> Task to complete:
Would you repeat the listing exactly but omit every picture?

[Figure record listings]
┏━━
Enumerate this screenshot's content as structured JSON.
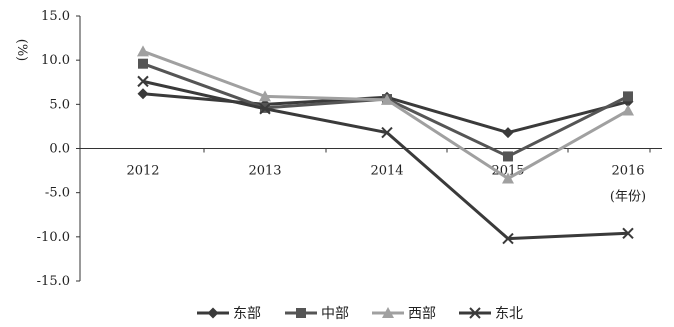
{
  "chart_data": {
    "type": "line",
    "title": "",
    "ylabel": "(%)",
    "xlabel": "(年份)",
    "x": [
      "2012",
      "2013",
      "2014",
      "2015",
      "2016"
    ],
    "ylim": [
      -15,
      15
    ],
    "yticks": [
      "15.0",
      "10.0",
      "5.0",
      "0.0",
      "-5.0",
      "-10.0",
      "-15.0"
    ],
    "ytick_values": [
      15,
      10,
      5,
      0,
      -5,
      -10,
      -15
    ],
    "grid": false,
    "legend_position": "bottom",
    "series": [
      {
        "name": "东部",
        "marker": "diamond",
        "color": "#3a3a3a",
        "values": [
          6.2,
          5.0,
          5.8,
          1.8,
          5.3
        ]
      },
      {
        "name": "中部",
        "marker": "square",
        "color": "#555555",
        "values": [
          9.6,
          4.6,
          5.6,
          -0.9,
          5.9
        ]
      },
      {
        "name": "西部",
        "marker": "triangle",
        "color": "#a0a0a0",
        "values": [
          11.0,
          5.9,
          5.5,
          -3.4,
          4.3
        ]
      },
      {
        "name": "东北",
        "marker": "x",
        "color": "#3a3a3a",
        "values": [
          7.6,
          4.5,
          1.8,
          -10.2,
          -9.6
        ]
      }
    ]
  }
}
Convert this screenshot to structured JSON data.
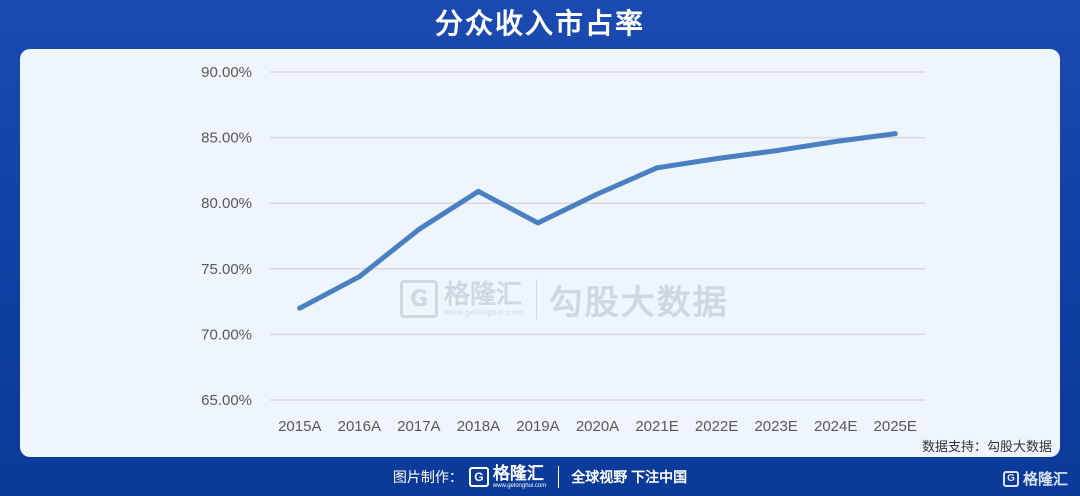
{
  "header": {
    "title": "分众收入市占率"
  },
  "watermark": {
    "logo_glyph": "G",
    "brand": "格隆汇",
    "domain": "www.gelonghui.com",
    "text": "勾股大数据"
  },
  "source": {
    "text": "数据支持：勾股大数据"
  },
  "footer": {
    "prefix": "图片制作：",
    "logo_glyph": "G",
    "brand": "格隆汇",
    "domain": "www.gelonghui.com",
    "slogan": "全球视野 下注中国"
  },
  "corner": {
    "logo_glyph": "G",
    "brand": "格隆汇"
  },
  "colors": {
    "background": "#1345ab",
    "card": "#eef5fc",
    "line": "#4a7fc1",
    "grid": "#d9d9d9",
    "axis_text": "#595959"
  },
  "chart_data": {
    "type": "line",
    "title": "分众收入市占率",
    "categories": [
      "2015A",
      "2016A",
      "2017A",
      "2018A",
      "2019A",
      "2020A",
      "2021E",
      "2022E",
      "2023E",
      "2024E",
      "2025E"
    ],
    "values": [
      72.0,
      74.4,
      78.0,
      80.9,
      78.5,
      80.7,
      82.7,
      83.4,
      84.0,
      84.7,
      85.3
    ],
    "yticks": [
      "90.00%",
      "85.00%",
      "80.00%",
      "75.00%",
      "70.00%",
      "65.00%"
    ],
    "ylim": [
      65,
      90
    ],
    "grid": true,
    "legend": "none"
  }
}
┗━━
> Result below:
Enumerate this screenshot's content as structured JSON.
{
  "chart_data": {
    "type": "line",
    "title": "",
    "ylabel": "(%)",
    "xlabel": "(年份)",
    "x": [
      "2012",
      "2013",
      "2014",
      "2015",
      "2016"
    ],
    "ylim": [
      -15,
      15
    ],
    "yticks": [
      "15.0",
      "10.0",
      "5.0",
      "0.0",
      "-5.0",
      "-10.0",
      "-15.0"
    ],
    "ytick_values": [
      15,
      10,
      5,
      0,
      -5,
      -10,
      -15
    ],
    "grid": false,
    "legend_position": "bottom",
    "series": [
      {
        "name": "东部",
        "marker": "diamond",
        "color": "#3a3a3a",
        "values": [
          6.2,
          5.0,
          5.8,
          1.8,
          5.3
        ]
      },
      {
        "name": "中部",
        "marker": "square",
        "color": "#555555",
        "values": [
          9.6,
          4.6,
          5.6,
          -0.9,
          5.9
        ]
      },
      {
        "name": "西部",
        "marker": "triangle",
        "color": "#a0a0a0",
        "values": [
          11.0,
          5.9,
          5.5,
          -3.4,
          4.3
        ]
      },
      {
        "name": "东北",
        "marker": "x",
        "color": "#3a3a3a",
        "values": [
          7.6,
          4.5,
          1.8,
          -10.2,
          -9.6
        ]
      }
    ]
  }
}
Convert this screenshot to structured JSON data.
{
  "header": {
    "title": "分众收入市占率"
  },
  "watermark": {
    "logo_glyph": "G",
    "brand": "格隆汇",
    "domain": "www.gelonghui.com",
    "text": "勾股大数据"
  },
  "source": {
    "text": "数据支持：勾股大数据"
  },
  "footer": {
    "prefix": "图片制作：",
    "logo_glyph": "G",
    "brand": "格隆汇",
    "domain": "www.gelonghui.com",
    "slogan": "全球视野 下注中国"
  },
  "corner": {
    "logo_glyph": "G",
    "brand": "格隆汇"
  },
  "colors": {
    "background": "#1345ab",
    "card": "#eef5fc",
    "line": "#4a7fc1",
    "grid": "#d9d9d9",
    "axis_text": "#595959"
  },
  "chart_data": {
    "type": "line",
    "title": "分众收入市占率",
    "categories": [
      "2015A",
      "2016A",
      "2017A",
      "2018A",
      "2019A",
      "2020A",
      "2021E",
      "2022E",
      "2023E",
      "2024E",
      "2025E"
    ],
    "values": [
      72.0,
      74.4,
      78.0,
      80.9,
      78.5,
      80.7,
      82.7,
      83.4,
      84.0,
      84.7,
      85.3
    ],
    "yticks": [
      "90.00%",
      "85.00%",
      "80.00%",
      "75.00%",
      "70.00%",
      "65.00%"
    ],
    "ylim": [
      65,
      90
    ],
    "grid": true,
    "legend": "none"
  }
}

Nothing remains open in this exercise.